── RECORDS PROVIDED ──
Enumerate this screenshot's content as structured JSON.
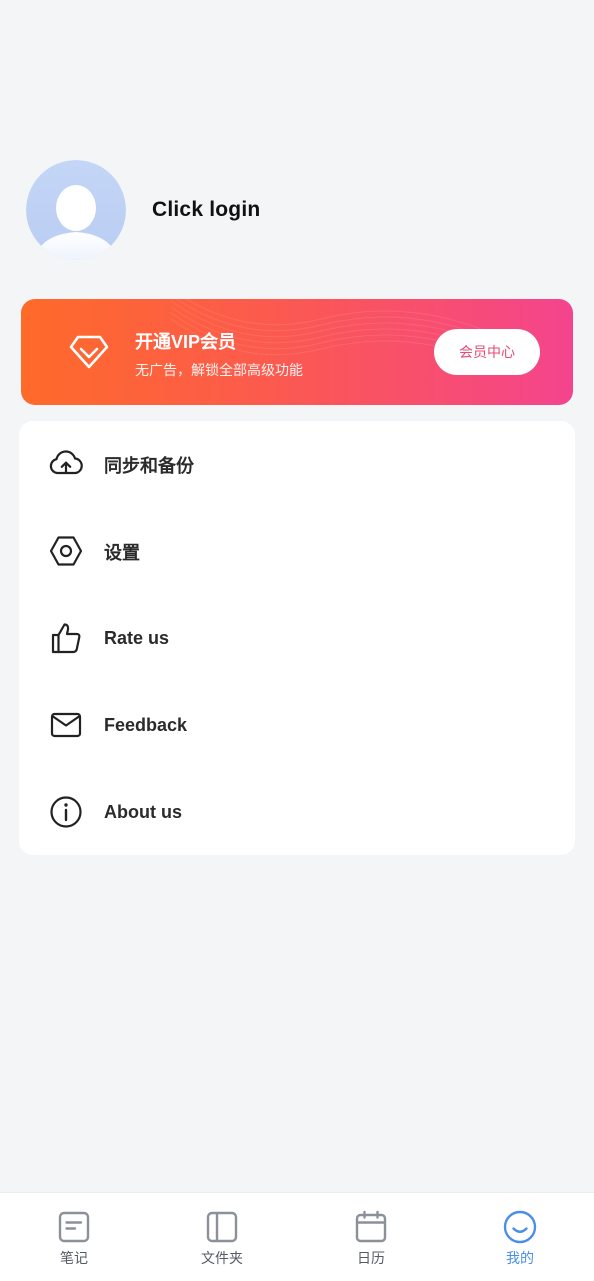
{
  "profile": {
    "login_text": "Click login"
  },
  "vip": {
    "title": "开通VIP会员",
    "subtitle": "无广告，解锁全部高级功能",
    "button_label": "会员中心"
  },
  "menu": {
    "items": [
      {
        "label": "同步和备份",
        "icon": "cloud-upload-icon"
      },
      {
        "label": "设置",
        "icon": "settings-hexagon-icon"
      },
      {
        "label": "Rate us",
        "icon": "thumbs-up-icon"
      },
      {
        "label": "Feedback",
        "icon": "mail-icon"
      },
      {
        "label": "About us",
        "icon": "info-icon"
      }
    ]
  },
  "tabbar": {
    "tabs": [
      {
        "label": "笔记",
        "icon": "note-icon",
        "active": false
      },
      {
        "label": "文件夹",
        "icon": "folder-panel-icon",
        "active": false
      },
      {
        "label": "日历",
        "icon": "calendar-icon",
        "active": false
      },
      {
        "label": "我的",
        "icon": "smile-face-icon",
        "active": true
      }
    ]
  },
  "colors": {
    "background": "#f4f5f7",
    "vip_gradient_start": "#ff6a2a",
    "vip_gradient_end": "#f4448e",
    "active_tab": "#4a8fe6",
    "inactive_tab": "#555a63"
  }
}
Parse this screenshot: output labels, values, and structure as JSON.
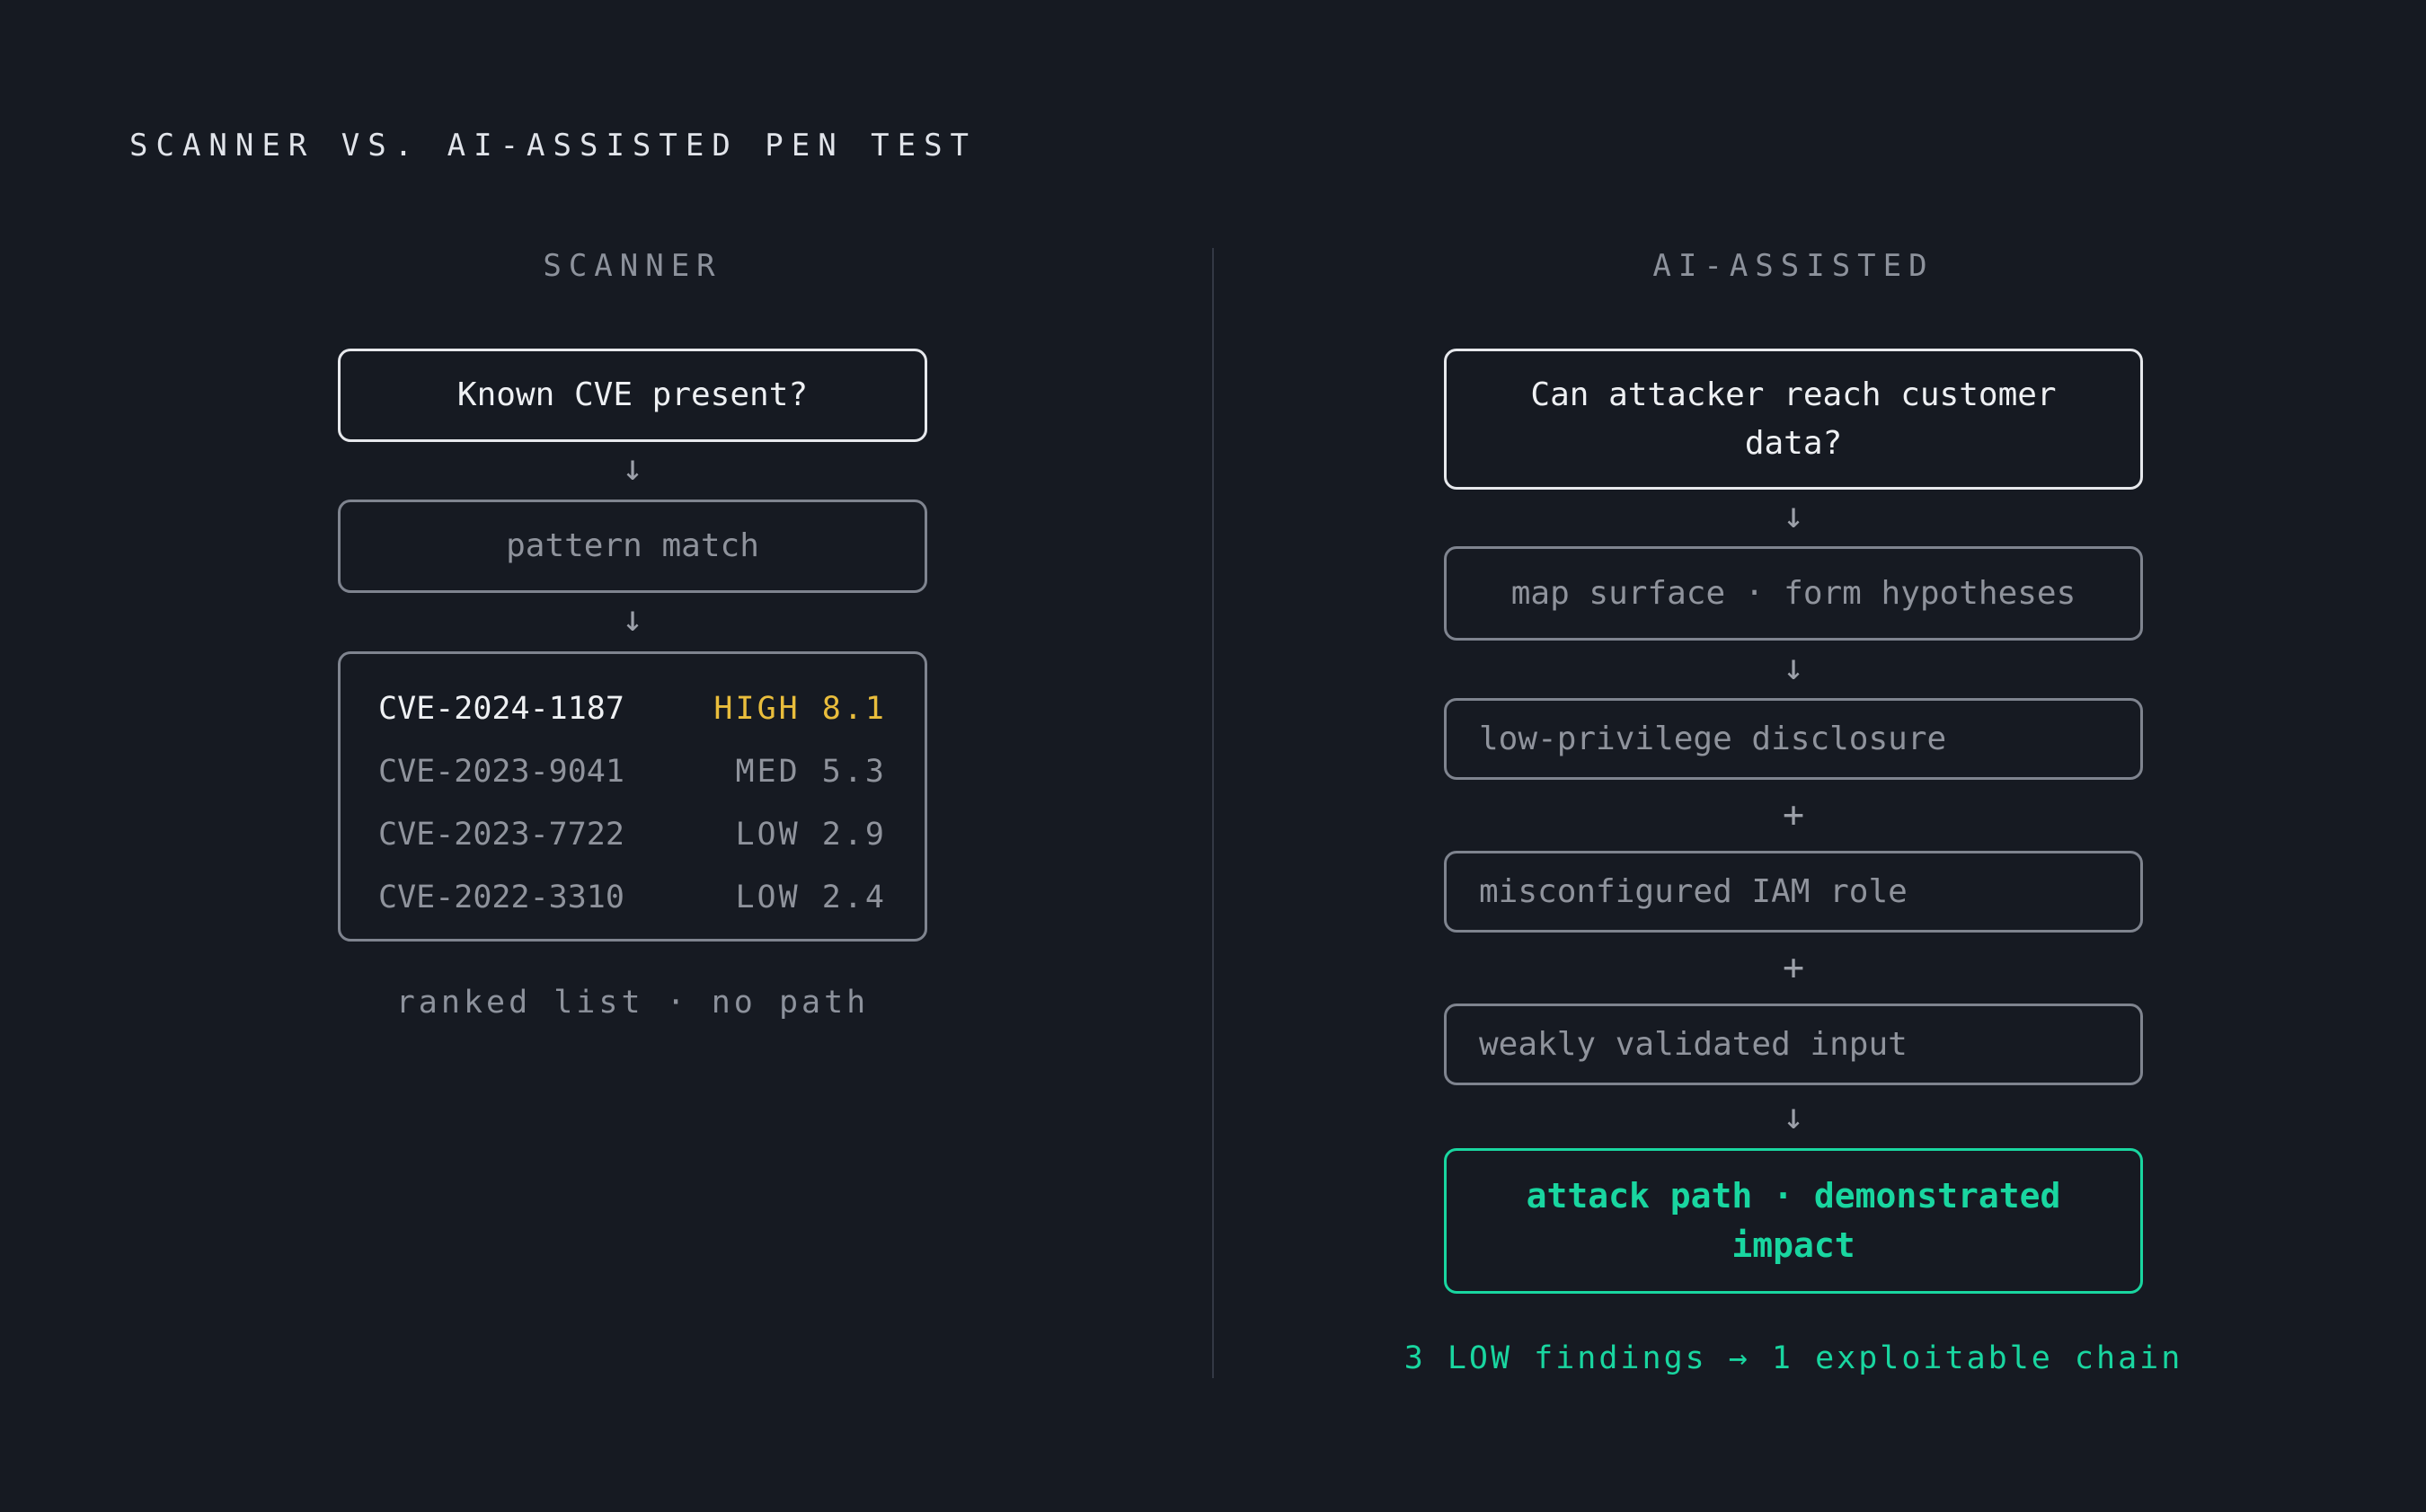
{
  "title": "SCANNER VS. AI-ASSISTED PEN TEST",
  "colors": {
    "background": "#161a22",
    "accent": "#19d6a0",
    "high_severity": "#e9bd3c",
    "muted": "#8f939c"
  },
  "scanner": {
    "heading": "SCANNER",
    "question": "Known CVE present?",
    "arrow": "↓",
    "method": "pattern match",
    "findings": [
      {
        "id": "CVE-2024-1187",
        "severity": "HIGH 8.1"
      },
      {
        "id": "CVE-2023-9041",
        "severity": "MED 5.3"
      },
      {
        "id": "CVE-2023-7722",
        "severity": "LOW 2.9"
      },
      {
        "id": "CVE-2022-3310",
        "severity": "LOW 2.4"
      }
    ],
    "caption": "ranked list · no path"
  },
  "ai_assisted": {
    "heading": "AI-ASSISTED",
    "question": "Can attacker reach customer data?",
    "arrow": "↓",
    "plus": "+",
    "method": "map surface · form hypotheses",
    "findings": [
      "low-privilege disclosure",
      "misconfigured IAM role",
      "weakly validated input"
    ],
    "result": "attack path · demonstrated impact",
    "caption": "3 LOW findings → 1 exploitable chain"
  }
}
───
▶ PROBLEM STATEMENT
Only lines with the word "screenshot" should be collected from the material.

▶ EXPECTED OUTPUT
Enumerate this screenshot's content as structured JSON.
Parse this screenshot: output labels, values, and structure as JSON.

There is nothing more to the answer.